**Task to carry out**
Repeat the material exactly as it appears.

**Data for the task**
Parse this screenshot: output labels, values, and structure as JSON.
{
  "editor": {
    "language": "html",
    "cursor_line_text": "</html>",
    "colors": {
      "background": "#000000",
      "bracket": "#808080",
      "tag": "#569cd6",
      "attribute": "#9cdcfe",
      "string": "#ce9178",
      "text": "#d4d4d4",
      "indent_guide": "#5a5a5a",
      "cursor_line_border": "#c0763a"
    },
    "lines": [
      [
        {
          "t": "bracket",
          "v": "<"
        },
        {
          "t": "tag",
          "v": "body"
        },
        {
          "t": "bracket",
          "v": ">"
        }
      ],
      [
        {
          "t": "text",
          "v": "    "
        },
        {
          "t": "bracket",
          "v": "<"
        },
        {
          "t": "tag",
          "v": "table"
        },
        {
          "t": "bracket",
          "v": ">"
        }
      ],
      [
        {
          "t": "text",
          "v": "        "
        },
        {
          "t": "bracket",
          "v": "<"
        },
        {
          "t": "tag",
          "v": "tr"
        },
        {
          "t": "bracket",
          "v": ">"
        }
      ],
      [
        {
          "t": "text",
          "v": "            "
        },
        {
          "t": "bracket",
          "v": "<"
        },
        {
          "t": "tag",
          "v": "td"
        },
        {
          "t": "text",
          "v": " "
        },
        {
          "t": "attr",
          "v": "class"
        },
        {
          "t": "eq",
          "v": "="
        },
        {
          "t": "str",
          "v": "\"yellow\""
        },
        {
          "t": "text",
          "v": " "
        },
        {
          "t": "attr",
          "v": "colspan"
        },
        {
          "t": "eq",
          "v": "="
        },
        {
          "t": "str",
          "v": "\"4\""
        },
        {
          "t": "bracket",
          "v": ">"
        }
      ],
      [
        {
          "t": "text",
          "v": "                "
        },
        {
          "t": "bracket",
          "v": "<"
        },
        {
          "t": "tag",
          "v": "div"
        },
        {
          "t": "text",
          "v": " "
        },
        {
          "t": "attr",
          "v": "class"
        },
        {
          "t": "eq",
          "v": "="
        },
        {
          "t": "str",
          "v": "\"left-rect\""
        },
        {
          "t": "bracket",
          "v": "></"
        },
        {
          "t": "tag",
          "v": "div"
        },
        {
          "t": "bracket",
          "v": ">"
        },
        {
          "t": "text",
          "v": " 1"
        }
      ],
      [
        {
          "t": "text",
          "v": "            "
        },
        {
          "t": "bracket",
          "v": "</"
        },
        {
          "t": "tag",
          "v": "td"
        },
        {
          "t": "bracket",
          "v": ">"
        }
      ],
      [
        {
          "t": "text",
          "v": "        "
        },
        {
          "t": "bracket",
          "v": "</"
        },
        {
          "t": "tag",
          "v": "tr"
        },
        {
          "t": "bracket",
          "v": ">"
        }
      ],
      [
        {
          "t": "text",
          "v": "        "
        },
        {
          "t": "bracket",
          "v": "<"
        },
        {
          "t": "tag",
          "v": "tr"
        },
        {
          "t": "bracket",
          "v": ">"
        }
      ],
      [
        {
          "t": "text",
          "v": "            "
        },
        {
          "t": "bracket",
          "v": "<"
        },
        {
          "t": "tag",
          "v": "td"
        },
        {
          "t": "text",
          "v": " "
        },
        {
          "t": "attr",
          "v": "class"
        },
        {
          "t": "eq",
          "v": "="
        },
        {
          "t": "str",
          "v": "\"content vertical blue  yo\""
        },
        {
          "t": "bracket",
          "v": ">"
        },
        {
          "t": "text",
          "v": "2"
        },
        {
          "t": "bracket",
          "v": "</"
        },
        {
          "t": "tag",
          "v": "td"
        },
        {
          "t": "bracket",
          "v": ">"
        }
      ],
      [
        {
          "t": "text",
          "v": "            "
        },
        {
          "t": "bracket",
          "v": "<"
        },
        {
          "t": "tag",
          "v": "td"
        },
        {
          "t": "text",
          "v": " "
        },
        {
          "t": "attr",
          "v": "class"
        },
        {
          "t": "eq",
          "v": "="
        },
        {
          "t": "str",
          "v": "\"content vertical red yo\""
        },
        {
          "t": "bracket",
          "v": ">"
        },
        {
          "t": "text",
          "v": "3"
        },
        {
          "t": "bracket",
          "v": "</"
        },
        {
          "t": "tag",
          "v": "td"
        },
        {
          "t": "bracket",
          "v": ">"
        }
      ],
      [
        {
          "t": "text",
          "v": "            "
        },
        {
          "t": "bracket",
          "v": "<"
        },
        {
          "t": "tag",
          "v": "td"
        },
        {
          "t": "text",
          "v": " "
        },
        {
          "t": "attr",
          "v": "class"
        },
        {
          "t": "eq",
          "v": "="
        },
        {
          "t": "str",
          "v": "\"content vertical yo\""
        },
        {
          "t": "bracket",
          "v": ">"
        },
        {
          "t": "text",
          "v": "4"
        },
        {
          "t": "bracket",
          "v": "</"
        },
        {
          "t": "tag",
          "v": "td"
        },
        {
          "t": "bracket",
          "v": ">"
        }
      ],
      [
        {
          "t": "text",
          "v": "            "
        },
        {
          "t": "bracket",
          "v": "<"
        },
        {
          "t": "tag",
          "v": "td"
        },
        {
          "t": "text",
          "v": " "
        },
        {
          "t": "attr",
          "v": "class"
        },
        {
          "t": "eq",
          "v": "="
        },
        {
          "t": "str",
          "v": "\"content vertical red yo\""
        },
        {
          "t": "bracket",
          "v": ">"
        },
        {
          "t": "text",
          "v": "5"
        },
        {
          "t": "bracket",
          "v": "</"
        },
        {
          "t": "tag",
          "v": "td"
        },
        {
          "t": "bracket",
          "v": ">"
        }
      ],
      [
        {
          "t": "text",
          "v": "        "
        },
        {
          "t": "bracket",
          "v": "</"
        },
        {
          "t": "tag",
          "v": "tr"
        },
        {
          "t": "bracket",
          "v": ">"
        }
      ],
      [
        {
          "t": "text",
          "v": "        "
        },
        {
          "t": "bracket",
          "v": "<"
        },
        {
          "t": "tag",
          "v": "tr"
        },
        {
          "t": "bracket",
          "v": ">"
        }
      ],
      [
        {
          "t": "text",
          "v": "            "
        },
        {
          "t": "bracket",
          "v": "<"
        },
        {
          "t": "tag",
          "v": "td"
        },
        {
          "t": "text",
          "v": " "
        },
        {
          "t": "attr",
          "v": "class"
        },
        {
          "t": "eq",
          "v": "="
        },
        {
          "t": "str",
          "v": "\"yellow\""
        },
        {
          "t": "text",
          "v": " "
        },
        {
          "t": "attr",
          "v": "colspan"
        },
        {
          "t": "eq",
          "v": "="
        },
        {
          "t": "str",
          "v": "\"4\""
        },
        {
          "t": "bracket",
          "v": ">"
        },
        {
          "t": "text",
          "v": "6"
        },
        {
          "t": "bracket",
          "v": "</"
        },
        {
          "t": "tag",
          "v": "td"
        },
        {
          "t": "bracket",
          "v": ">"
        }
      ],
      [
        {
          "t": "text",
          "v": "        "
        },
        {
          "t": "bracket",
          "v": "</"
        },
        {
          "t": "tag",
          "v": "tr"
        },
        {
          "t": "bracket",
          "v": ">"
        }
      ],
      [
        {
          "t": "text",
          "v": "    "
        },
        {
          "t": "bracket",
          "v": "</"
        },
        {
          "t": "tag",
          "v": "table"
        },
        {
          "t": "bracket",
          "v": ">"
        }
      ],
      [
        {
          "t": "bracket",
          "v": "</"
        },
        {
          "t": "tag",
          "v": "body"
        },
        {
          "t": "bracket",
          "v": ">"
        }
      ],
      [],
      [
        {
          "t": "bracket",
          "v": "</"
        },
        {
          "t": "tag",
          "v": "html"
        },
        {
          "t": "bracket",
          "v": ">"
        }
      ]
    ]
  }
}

**Solution to the exercise**
Parse this screenshot: output labels, values, and structure as JSON.
{
  "editor": {
    "language": "html",
    "cursor_line_text": "</html>",
    "colors": {
      "background": "#000000",
      "bracket": "#808080",
      "tag": "#569cd6",
      "attribute": "#9cdcfe",
      "string": "#ce9178",
      "text": "#d4d4d4",
      "indent_guide": "#5a5a5a",
      "cursor_line_border": "#c0763a"
    },
    "lines": [
      [
        {
          "t": "bracket",
          "v": "<"
        },
        {
          "t": "tag",
          "v": "body"
        },
        {
          "t": "bracket",
          "v": ">"
        }
      ],
      [
        {
          "t": "text",
          "v": "    "
        },
        {
          "t": "bracket",
          "v": "<"
        },
        {
          "t": "tag",
          "v": "table"
        },
        {
          "t": "bracket",
          "v": ">"
        }
      ],
      [
        {
          "t": "text",
          "v": "        "
        },
        {
          "t": "bracket",
          "v": "<"
        },
        {
          "t": "tag",
          "v": "tr"
        },
        {
          "t": "bracket",
          "v": ">"
        }
      ],
      [
        {
          "t": "text",
          "v": "            "
        },
        {
          "t": "bracket",
          "v": "<"
        },
        {
          "t": "tag",
          "v": "td"
        },
        {
          "t": "text",
          "v": " "
        },
        {
          "t": "attr",
          "v": "class"
        },
        {
          "t": "eq",
          "v": "="
        },
        {
          "t": "str",
          "v": "\"yellow\""
        },
        {
          "t": "text",
          "v": " "
        },
        {
          "t": "attr",
          "v": "colspan"
        },
        {
          "t": "eq",
          "v": "="
        },
        {
          "t": "str",
          "v": "\"4\""
        },
        {
          "t": "bracket",
          "v": ">"
        }
      ],
      [
        {
          "t": "text",
          "v": "                "
        },
        {
          "t": "bracket",
          "v": "<"
        },
        {
          "t": "tag",
          "v": "div"
        },
        {
          "t": "text",
          "v": " "
        },
        {
          "t": "attr",
          "v": "class"
        },
        {
          "t": "eq",
          "v": "="
        },
        {
          "t": "str",
          "v": "\"left-rect\""
        },
        {
          "t": "bracket",
          "v": "></"
        },
        {
          "t": "tag",
          "v": "div"
        },
        {
          "t": "bracket",
          "v": ">"
        },
        {
          "t": "text",
          "v": " 1"
        }
      ],
      [
        {
          "t": "text",
          "v": "            "
        },
        {
          "t": "bracket",
          "v": "</"
        },
        {
          "t": "tag",
          "v": "td"
        },
        {
          "t": "bracket",
          "v": ">"
        }
      ],
      [
        {
          "t": "text",
          "v": "        "
        },
        {
          "t": "bracket",
          "v": "</"
        },
        {
          "t": "tag",
          "v": "tr"
        },
        {
          "t": "bracket",
          "v": ">"
        }
      ],
      [
        {
          "t": "text",
          "v": "        "
        },
        {
          "t": "bracket",
          "v": "<"
        },
        {
          "t": "tag",
          "v": "tr"
        },
        {
          "t": "bracket",
          "v": ">"
        }
      ],
      [
        {
          "t": "text",
          "v": "            "
        },
        {
          "t": "bracket",
          "v": "<"
        },
        {
          "t": "tag",
          "v": "td"
        },
        {
          "t": "text",
          "v": " "
        },
        {
          "t": "attr",
          "v": "class"
        },
        {
          "t": "eq",
          "v": "="
        },
        {
          "t": "str",
          "v": "\"content vertical blue  yo\""
        },
        {
          "t": "bracket",
          "v": ">"
        },
        {
          "t": "text",
          "v": "2"
        },
        {
          "t": "bracket",
          "v": "</"
        },
        {
          "t": "tag",
          "v": "td"
        },
        {
          "t": "bracket",
          "v": ">"
        }
      ],
      [
        {
          "t": "text",
          "v": "            "
        },
        {
          "t": "bracket",
          "v": "<"
        },
        {
          "t": "tag",
          "v": "td"
        },
        {
          "t": "text",
          "v": " "
        },
        {
          "t": "attr",
          "v": "class"
        },
        {
          "t": "eq",
          "v": "="
        },
        {
          "t": "str",
          "v": "\"content vertical red yo\""
        },
        {
          "t": "bracket",
          "v": ">"
        },
        {
          "t": "text",
          "v": "3"
        },
        {
          "t": "bracket",
          "v": "</"
        },
        {
          "t": "tag",
          "v": "td"
        },
        {
          "t": "bracket",
          "v": ">"
        }
      ],
      [
        {
          "t": "text",
          "v": "            "
        },
        {
          "t": "bracket",
          "v": "<"
        },
        {
          "t": "tag",
          "v": "td"
        },
        {
          "t": "text",
          "v": " "
        },
        {
          "t": "attr",
          "v": "class"
        },
        {
          "t": "eq",
          "v": "="
        },
        {
          "t": "str",
          "v": "\"content vertical yo\""
        },
        {
          "t": "bracket",
          "v": ">"
        },
        {
          "t": "text",
          "v": "4"
        },
        {
          "t": "bracket",
          "v": "</"
        },
        {
          "t": "tag",
          "v": "td"
        },
        {
          "t": "bracket",
          "v": ">"
        }
      ],
      [
        {
          "t": "text",
          "v": "            "
        },
        {
          "t": "bracket",
          "v": "<"
        },
        {
          "t": "tag",
          "v": "td"
        },
        {
          "t": "text",
          "v": " "
        },
        {
          "t": "attr",
          "v": "class"
        },
        {
          "t": "eq",
          "v": "="
        },
        {
          "t": "str",
          "v": "\"content vertical red yo\""
        },
        {
          "t": "bracket",
          "v": ">"
        },
        {
          "t": "text",
          "v": "5"
        },
        {
          "t": "bracket",
          "v": "</"
        },
        {
          "t": "tag",
          "v": "td"
        },
        {
          "t": "bracket",
          "v": ">"
        }
      ],
      [
        {
          "t": "text",
          "v": "        "
        },
        {
          "t": "bracket",
          "v": "</"
        },
        {
          "t": "tag",
          "v": "tr"
        },
        {
          "t": "bracket",
          "v": ">"
        }
      ],
      [
        {
          "t": "text",
          "v": "        "
        },
        {
          "t": "bracket",
          "v": "<"
        },
        {
          "t": "tag",
          "v": "tr"
        },
        {
          "t": "bracket",
          "v": ">"
        }
      ],
      [
        {
          "t": "text",
          "v": "            "
        },
        {
          "t": "bracket",
          "v": "<"
        },
        {
          "t": "tag",
          "v": "td"
        },
        {
          "t": "text",
          "v": " "
        },
        {
          "t": "attr",
          "v": "class"
        },
        {
          "t": "eq",
          "v": "="
        },
        {
          "t": "str",
          "v": "\"yellow\""
        },
        {
          "t": "text",
          "v": " "
        },
        {
          "t": "attr",
          "v": "colspan"
        },
        {
          "t": "eq",
          "v": "="
        },
        {
          "t": "str",
          "v": "\"4\""
        },
        {
          "t": "bracket",
          "v": ">"
        },
        {
          "t": "text",
          "v": "6"
        },
        {
          "t": "bracket",
          "v": "</"
        },
        {
          "t": "tag",
          "v": "td"
        },
        {
          "t": "bracket",
          "v": ">"
        }
      ],
      [
        {
          "t": "text",
          "v": "        "
        },
        {
          "t": "bracket",
          "v": "</"
        },
        {
          "t": "tag",
          "v": "tr"
        },
        {
          "t": "bracket",
          "v": ">"
        }
      ],
      [
        {
          "t": "text",
          "v": "    "
        },
        {
          "t": "bracket",
          "v": "</"
        },
        {
          "t": "tag",
          "v": "table"
        },
        {
          "t": "bracket",
          "v": ">"
        }
      ],
      [
        {
          "t": "bracket",
          "v": "</"
        },
        {
          "t": "tag",
          "v": "body"
        },
        {
          "t": "bracket",
          "v": ">"
        }
      ],
      [],
      [
        {
          "t": "bracket",
          "v": "</"
        },
        {
          "t": "tag",
          "v": "html"
        },
        {
          "t": "bracket",
          "v": ">"
        }
      ]
    ]
  }
}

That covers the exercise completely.